START DOCUMENT EXTRACT
23 September 2015 will be a day to remember for activists in Egypt and across the globe. It all began on the afternoon of this day, when we started hearing rumours of a pardon for Egypt’s political prisoners to be issued by Al-Sisi. Subsequently, several national and regional media sources confirmed that Al-Sisi pardoned 100 young activists and journalist one day before he was set to travel to New York to attend to the UN General Assembly. The decree, officially named No. 386/2015, was quickly branded as an Eid pardon.
Immediately, I had mixed feelings about the news. Although the pardoning of such a large number of activists, including the likes of Yara Sallam and Sanaa Seif, was enough reason to feel ecstatic and overjoyed, I could not stop thinking: “Pardoned for what exactly?”
One hundred political prisoners were pardoned for a crime they did not commit in the first place. Most importantly, they were pardoned after most of them served two-thirds of their prison time. The time and life taken away from their youth is absolutely unforgivable.
Most of the activists released were defendants in the following infamous cases: The Shura Council protests and the Ittihadiya Palace clashes, both of which received widespread international condemnation. A majority of the prison sentences were issues for violating the notorious Protest Law (Law no. 107) which is in contradiction with Egypt’s own constitutionally-guaranteed freedoms pertaining to the right to assembly and its international obligations outlined by the International Covenant on Civil and Political Rights.
END DOCUMENT EXTRACT
START ENTRIES SHOWN
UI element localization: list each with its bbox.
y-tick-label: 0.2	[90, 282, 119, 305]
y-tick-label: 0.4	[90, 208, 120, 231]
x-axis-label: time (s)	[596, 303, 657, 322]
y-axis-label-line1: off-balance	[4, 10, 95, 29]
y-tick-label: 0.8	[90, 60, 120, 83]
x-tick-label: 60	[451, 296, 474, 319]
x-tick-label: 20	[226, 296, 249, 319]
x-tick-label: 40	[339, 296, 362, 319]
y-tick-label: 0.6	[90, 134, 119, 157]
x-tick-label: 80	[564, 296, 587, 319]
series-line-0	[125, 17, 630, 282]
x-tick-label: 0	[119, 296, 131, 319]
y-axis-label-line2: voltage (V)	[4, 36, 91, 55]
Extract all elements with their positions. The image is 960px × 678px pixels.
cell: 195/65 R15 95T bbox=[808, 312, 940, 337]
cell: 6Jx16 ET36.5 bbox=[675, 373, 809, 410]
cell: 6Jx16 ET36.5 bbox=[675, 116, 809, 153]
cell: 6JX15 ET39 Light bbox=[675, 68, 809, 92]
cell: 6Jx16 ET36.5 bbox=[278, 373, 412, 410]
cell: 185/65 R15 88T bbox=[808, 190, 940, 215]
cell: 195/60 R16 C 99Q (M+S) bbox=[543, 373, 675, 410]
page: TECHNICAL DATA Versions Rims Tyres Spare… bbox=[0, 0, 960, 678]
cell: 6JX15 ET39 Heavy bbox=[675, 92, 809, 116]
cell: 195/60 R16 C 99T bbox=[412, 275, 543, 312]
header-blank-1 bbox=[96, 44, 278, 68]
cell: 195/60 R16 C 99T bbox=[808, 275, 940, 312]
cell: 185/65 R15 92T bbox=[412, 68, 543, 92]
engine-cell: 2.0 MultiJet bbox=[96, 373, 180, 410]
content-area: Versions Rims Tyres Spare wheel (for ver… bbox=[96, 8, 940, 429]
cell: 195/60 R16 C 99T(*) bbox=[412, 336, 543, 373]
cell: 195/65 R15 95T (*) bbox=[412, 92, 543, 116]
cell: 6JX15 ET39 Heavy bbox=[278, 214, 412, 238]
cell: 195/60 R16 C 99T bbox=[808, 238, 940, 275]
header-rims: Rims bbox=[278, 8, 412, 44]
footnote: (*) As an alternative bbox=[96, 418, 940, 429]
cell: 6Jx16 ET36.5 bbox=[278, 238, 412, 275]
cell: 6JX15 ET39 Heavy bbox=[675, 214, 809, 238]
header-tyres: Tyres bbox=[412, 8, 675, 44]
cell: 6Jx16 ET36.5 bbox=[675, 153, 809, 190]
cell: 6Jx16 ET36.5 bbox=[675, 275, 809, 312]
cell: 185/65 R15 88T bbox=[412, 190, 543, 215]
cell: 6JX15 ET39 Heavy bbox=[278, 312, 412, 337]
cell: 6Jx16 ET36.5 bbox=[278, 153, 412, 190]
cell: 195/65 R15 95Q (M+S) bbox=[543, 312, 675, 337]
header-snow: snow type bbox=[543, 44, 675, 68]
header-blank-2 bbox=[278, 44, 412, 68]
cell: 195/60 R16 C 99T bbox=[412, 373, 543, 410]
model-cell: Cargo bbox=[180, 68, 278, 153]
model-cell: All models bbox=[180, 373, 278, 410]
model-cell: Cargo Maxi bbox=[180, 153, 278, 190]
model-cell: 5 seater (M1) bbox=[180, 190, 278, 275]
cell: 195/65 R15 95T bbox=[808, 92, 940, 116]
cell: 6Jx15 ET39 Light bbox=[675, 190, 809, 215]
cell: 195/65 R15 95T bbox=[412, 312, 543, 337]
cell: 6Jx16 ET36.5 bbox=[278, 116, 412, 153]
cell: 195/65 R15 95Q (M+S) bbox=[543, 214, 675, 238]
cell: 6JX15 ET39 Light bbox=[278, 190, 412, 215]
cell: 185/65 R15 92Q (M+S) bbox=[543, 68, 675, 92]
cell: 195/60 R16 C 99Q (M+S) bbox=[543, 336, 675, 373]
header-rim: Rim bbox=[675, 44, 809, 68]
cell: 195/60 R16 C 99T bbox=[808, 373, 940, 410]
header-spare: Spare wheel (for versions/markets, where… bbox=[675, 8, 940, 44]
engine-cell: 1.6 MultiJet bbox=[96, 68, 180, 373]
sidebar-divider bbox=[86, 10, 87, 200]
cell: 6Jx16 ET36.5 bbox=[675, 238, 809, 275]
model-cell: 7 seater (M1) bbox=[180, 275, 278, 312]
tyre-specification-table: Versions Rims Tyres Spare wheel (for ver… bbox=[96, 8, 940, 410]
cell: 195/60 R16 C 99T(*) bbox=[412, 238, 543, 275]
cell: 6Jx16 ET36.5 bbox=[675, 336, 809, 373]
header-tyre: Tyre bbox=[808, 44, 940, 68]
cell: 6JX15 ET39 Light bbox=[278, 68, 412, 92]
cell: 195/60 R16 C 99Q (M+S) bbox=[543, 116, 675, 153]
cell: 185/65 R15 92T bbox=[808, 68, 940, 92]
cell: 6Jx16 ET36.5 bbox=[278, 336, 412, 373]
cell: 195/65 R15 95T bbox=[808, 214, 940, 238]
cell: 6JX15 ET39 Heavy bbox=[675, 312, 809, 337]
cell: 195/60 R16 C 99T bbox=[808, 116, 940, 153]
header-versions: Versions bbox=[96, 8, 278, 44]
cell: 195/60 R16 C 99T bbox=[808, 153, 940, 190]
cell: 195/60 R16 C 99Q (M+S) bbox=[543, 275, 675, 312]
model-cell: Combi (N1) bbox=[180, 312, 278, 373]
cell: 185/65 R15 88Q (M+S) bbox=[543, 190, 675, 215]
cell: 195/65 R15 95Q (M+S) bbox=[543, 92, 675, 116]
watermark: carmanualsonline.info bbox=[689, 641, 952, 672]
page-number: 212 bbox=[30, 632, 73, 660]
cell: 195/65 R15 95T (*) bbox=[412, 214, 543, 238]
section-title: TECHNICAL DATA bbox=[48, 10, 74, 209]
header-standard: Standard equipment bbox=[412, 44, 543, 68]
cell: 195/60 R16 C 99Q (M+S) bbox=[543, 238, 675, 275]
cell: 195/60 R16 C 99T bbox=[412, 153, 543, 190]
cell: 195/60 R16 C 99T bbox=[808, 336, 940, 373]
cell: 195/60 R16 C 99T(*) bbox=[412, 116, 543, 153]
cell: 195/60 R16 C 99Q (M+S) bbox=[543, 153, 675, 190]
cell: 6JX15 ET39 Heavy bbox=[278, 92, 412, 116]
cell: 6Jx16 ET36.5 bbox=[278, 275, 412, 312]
END ENTRIES SHOWN
CHECK YOUR UNDERSTANDING:
A - Write out everything in the text on Egypt's 2015 prisoner pardon from "One hundred political" down to "and Political Rights.".
B - Extend the text on Egypt's 2015 prisoner pardon, starting after its final sentence.
The material above stands apart from the text on Egypt's 2015 prisoner pardon.

ANSWERS TO THIS EXERCISE:
A -
One hundred political prisoners were pardoned for a crime they did not commit in the first place. Most importantly, they were pardoned after most of them served two-thirds of their prison time. The time and life taken away from their youth is absolutely unforgivable.
Most of the activists released were defendants in the following infamous cases: The Shura Council protests and the Ittihadiya Palace clashes, both of which received widespread international condemnation. A majority of the prison sentences were issues for violating the notorious Protest Law (Law no. 107) which is in contradiction with Egypt’s own constitutionally-guaranteed freedoms pertaining to the right to assembly and its international obligations outlined by the International Covenant on Civil and Political Rights.

B -
Most of these socially conscious women and men had been branded as terrorists or a threat to the national security of Egypt, all merely due to their work on what are deemed as contentious issues by the government of Egypt: civil rights, women’s rights and transitional justice. They were all both the makers and the products of the 25 January Revolution, struggling so committedly for a just, equal and free society, and an end to escalating authoritarianism. The political activists pardoned in the 23 September decree are not only defiant of one of the most scandalously repressive regimes in the world, they also look like they won’t back down on their demands to struggle for a free and democratic Egypt any time soon.
As someone who is a part of a feminist organisation, this is why I joined in my colleagues’ enthusiasm and tears of joy as we received news of the release of our Egyptian sisters. However, an email from an incredibly smart colleague of mine voiced a mindful concern: “Let’s celebrate tonight but start thinking about what needs to be done next tomorrow.”
We had to be mindful of our joy, because we – the international human rights, women’s rights and feminist community – are still afraid. This move by Al-Sisi appears to be an attempt to impress world leaders ahead of UN General Assembly, and a smart move to reduce some of the criticism addressing the growing restrictions on human rights defenders, news agencies and civil society organizations. What is of critical concern is that, as long as committed Egyptian activists continue to struggle for justice and political reform, they will carry out their advocacy under great risks. We have doubts as to how sustainable their freedom is.
A grave concern is also the hundreds of political prisoners who are still behind bars in Egypt. To give a few examples, woman human rights defender and lawyer Mahienour El-Massry is still unlawfully kept in Al-Aba’adeya Women’s Prison, as she is imprisoned under the El-Raml Police Station Case. I need not mention that Mahienour is an internationally recognised activist known for her work on civil and political rights, and the rights of political prisoners.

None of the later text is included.